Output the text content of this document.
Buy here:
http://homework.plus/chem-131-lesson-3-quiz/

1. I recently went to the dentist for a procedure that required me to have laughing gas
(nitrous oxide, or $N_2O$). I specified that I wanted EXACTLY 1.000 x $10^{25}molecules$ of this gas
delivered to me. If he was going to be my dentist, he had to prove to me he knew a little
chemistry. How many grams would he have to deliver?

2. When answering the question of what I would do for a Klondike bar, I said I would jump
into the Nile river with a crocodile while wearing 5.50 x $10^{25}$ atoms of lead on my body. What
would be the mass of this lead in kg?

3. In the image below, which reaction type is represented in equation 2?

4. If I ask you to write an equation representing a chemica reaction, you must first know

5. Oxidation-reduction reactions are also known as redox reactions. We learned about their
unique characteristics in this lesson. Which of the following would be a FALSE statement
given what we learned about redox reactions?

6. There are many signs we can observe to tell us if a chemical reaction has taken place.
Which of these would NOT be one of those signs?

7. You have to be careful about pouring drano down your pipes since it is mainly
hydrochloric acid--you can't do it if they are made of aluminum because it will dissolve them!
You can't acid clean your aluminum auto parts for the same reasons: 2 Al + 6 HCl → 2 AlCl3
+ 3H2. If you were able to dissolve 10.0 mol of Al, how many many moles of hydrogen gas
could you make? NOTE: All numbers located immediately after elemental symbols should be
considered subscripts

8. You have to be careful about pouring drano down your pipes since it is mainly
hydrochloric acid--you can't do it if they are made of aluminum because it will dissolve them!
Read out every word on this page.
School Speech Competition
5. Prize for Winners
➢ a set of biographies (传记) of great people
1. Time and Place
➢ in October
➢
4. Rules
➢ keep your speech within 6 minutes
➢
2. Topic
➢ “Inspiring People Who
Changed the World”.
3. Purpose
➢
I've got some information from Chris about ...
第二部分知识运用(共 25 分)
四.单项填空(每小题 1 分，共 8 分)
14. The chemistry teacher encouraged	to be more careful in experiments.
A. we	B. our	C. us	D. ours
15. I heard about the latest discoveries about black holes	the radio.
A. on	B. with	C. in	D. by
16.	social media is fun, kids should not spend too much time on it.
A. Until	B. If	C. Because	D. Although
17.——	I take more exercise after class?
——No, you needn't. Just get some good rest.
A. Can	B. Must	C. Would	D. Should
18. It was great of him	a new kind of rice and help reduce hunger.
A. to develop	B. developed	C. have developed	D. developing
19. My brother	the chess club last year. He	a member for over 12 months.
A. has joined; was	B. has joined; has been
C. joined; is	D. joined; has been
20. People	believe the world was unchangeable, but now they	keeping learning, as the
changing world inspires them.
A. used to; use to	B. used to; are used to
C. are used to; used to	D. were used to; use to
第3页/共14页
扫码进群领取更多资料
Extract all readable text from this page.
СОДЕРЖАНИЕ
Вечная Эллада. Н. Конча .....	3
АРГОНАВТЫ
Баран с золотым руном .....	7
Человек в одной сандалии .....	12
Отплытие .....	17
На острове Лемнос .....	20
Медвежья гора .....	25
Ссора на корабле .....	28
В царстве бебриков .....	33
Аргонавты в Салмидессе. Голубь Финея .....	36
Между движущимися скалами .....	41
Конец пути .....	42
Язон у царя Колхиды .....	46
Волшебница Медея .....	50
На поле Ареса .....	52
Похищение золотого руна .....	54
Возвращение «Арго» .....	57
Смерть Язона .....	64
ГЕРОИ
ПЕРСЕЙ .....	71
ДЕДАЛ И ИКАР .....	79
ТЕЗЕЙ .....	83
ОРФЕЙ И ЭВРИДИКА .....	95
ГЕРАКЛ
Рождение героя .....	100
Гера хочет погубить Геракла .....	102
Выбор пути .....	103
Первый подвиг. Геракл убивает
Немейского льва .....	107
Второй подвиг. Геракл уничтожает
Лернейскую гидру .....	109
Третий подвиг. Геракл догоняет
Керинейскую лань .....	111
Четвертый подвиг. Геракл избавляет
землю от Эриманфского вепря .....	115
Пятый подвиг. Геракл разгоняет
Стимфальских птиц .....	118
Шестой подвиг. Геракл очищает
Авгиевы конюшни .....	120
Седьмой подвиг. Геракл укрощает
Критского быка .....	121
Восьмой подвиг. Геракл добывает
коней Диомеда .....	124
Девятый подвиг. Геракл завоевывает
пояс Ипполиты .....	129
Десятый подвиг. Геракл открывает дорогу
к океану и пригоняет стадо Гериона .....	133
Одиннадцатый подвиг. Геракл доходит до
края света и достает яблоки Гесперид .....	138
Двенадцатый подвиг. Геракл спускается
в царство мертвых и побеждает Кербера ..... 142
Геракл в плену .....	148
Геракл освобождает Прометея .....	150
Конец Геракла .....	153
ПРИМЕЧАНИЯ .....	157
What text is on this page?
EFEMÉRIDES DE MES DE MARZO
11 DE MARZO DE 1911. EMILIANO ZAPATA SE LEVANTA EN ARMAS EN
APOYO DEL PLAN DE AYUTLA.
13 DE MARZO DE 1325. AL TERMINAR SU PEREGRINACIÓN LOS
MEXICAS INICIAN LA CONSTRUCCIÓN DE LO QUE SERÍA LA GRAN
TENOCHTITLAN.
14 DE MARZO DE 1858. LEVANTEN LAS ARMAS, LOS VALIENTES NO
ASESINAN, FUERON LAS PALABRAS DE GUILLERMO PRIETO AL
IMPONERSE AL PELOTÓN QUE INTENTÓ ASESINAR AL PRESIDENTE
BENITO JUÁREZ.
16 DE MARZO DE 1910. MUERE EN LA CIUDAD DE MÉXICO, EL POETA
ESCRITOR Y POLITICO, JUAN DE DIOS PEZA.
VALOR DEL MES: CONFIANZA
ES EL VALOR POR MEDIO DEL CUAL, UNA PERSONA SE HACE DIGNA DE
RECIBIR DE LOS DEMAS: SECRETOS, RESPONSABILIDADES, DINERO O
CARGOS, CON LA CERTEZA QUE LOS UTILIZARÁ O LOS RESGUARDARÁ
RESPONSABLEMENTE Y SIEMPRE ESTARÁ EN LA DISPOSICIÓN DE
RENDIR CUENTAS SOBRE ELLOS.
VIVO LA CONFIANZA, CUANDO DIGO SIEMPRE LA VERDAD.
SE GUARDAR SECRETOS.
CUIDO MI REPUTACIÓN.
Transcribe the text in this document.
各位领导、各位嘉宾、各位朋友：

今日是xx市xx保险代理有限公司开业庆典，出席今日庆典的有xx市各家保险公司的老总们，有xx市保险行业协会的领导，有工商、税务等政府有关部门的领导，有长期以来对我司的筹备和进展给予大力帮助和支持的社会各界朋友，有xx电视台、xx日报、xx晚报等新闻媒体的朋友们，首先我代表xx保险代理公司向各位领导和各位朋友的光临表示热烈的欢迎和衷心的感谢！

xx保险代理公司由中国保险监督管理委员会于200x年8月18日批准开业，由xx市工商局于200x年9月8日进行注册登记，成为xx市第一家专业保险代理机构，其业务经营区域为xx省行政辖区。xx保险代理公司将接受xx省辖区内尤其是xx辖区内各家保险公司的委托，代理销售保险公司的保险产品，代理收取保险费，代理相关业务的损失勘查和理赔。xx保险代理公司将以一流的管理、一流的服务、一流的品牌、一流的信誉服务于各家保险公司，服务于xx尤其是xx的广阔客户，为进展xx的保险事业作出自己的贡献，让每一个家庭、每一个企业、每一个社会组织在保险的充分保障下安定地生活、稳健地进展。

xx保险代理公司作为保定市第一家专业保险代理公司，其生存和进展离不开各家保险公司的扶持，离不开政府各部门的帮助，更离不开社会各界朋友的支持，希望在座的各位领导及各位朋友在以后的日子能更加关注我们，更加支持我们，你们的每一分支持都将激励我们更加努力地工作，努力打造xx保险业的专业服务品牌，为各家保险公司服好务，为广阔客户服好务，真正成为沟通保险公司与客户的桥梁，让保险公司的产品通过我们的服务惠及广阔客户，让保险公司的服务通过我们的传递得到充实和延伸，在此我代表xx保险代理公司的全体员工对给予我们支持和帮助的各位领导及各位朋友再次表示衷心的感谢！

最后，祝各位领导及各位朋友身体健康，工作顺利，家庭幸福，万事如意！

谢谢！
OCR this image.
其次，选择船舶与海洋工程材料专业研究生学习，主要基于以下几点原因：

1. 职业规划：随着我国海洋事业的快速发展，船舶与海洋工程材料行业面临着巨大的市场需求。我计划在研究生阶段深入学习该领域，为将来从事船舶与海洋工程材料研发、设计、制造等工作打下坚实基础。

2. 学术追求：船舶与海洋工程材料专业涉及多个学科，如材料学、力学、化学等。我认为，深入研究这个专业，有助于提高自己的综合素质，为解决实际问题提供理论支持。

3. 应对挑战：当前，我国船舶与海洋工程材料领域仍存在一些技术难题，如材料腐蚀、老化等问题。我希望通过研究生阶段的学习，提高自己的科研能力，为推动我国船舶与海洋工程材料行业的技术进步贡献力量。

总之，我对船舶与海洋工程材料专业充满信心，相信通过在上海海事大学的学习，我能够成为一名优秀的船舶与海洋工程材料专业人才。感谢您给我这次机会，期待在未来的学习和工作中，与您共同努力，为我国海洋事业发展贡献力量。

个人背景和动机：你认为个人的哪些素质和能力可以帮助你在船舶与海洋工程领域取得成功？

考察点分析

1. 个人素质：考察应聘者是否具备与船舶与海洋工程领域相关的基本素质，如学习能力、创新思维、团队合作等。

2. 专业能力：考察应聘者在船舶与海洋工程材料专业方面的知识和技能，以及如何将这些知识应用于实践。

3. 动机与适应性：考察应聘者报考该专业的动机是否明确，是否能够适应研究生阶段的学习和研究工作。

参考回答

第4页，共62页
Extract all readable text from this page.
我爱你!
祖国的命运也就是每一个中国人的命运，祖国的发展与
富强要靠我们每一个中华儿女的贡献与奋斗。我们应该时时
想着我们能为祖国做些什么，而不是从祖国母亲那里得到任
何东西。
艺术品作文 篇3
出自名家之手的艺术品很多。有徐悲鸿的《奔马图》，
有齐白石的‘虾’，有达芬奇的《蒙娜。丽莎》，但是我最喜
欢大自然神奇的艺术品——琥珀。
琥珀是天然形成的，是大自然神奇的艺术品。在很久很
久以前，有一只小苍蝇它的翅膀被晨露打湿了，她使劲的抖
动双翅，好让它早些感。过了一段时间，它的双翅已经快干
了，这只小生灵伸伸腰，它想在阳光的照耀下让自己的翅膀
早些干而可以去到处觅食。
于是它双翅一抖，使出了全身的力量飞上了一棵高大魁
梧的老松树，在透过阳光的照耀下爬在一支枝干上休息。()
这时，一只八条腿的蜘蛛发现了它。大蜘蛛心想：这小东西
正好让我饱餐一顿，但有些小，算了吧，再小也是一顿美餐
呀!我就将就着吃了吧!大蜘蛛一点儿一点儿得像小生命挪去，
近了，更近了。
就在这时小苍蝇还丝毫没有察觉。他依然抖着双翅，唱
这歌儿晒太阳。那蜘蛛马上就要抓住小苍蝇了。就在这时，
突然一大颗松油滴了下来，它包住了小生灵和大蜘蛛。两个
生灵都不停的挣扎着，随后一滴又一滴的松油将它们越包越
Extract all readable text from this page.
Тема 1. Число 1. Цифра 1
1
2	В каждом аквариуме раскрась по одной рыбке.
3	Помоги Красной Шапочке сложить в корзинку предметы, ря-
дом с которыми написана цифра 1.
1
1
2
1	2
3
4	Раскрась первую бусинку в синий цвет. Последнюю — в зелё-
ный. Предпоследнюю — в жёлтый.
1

****************************************

=== Exercise objective ===
Show the lines where the word "одной" appears in the entries.

=== Solution to the problem ===
Человек в одной сандалии .....	12
2	В каждом аквариуме раскрась по одной рыбке.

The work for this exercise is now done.